• **Aim**:
Transcribe the listing in full, excluding any pictures.
-- Start --
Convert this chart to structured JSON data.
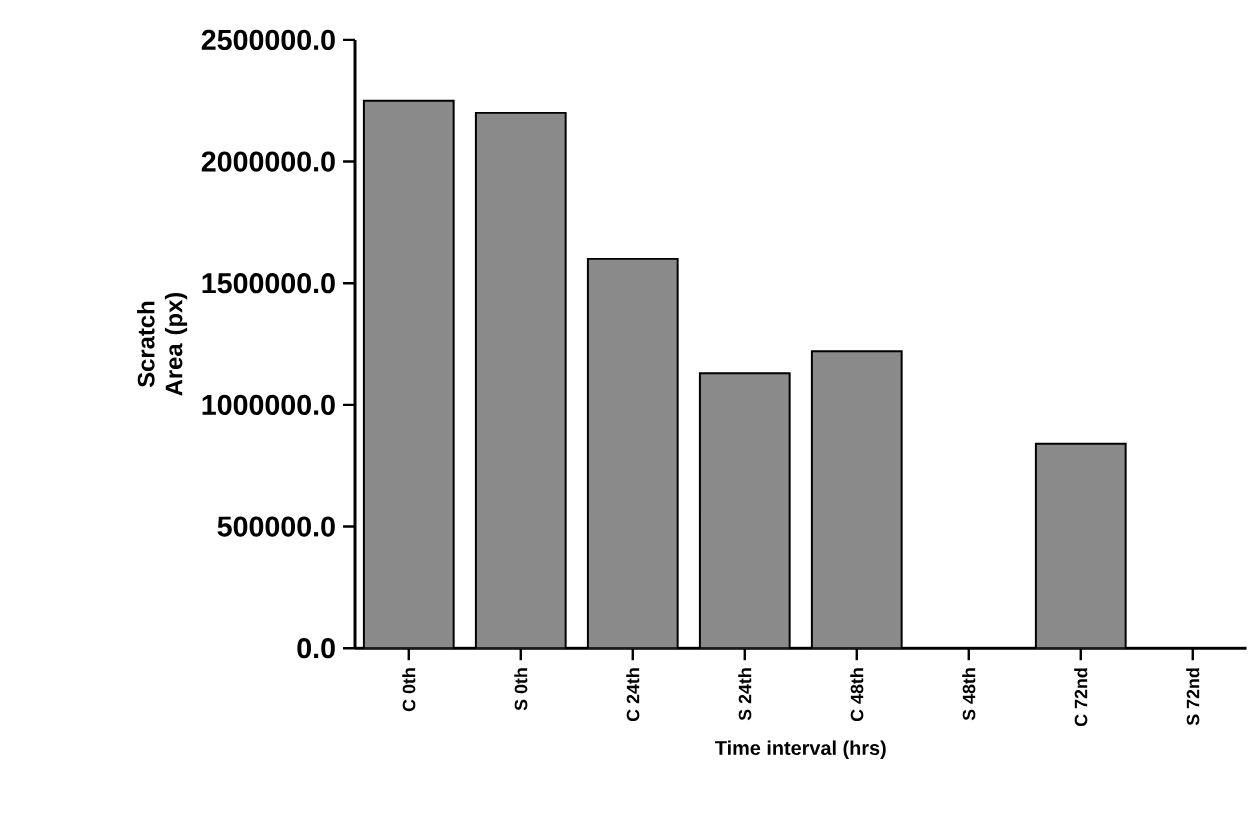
{
  "chart_data": {
    "type": "bar",
    "xlabel": "Time interval (hrs)",
    "ylabel": "Scratch Area (px)",
    "categories": [
      "C 0th",
      "S 0th",
      "C 24th",
      "S 24th",
      "C 48th",
      "S 48th",
      "C 72nd",
      "S 72nd"
    ],
    "values": [
      2250000,
      2200000,
      1600000,
      1130000,
      1220000,
      0,
      840000,
      0
    ],
    "color": "#8a8a8a",
    "ylim": [
      0,
      2500000
    ],
    "yticks": [
      {
        "value": 0,
        "label": "0.0"
      },
      {
        "value": 500000,
        "label": "500000.0"
      },
      {
        "value": 1000000,
        "label": "1000000.0"
      },
      {
        "value": 1500000,
        "label": "1500000.0"
      },
      {
        "value": 2000000,
        "label": "2000000.0"
      },
      {
        "value": 2500000,
        "label": "2500000.0"
      }
    ]
  }
}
-- End --
• **In response**:
Convert this chart to structured JSON data.
{
  "chart_data": {
    "type": "bar",
    "xlabel": "Time interval (hrs)",
    "ylabel": "Scratch Area (px)",
    "categories": [
      "C 0th",
      "S 0th",
      "C 24th",
      "S 24th",
      "C 48th",
      "S 48th",
      "C 72nd",
      "S 72nd"
    ],
    "values": [
      2250000,
      2200000,
      1600000,
      1130000,
      1220000,
      0,
      840000,
      0
    ],
    "color": "#8a8a8a",
    "ylim": [
      0,
      2500000
    ],
    "yticks": [
      {
        "value": 0,
        "label": "0.0"
      },
      {
        "value": 500000,
        "label": "500000.0"
      },
      {
        "value": 1000000,
        "label": "1000000.0"
      },
      {
        "value": 1500000,
        "label": "1500000.0"
      },
      {
        "value": 2000000,
        "label": "2000000.0"
      },
      {
        "value": 2500000,
        "label": "2500000.0"
      }
    ]
  }
}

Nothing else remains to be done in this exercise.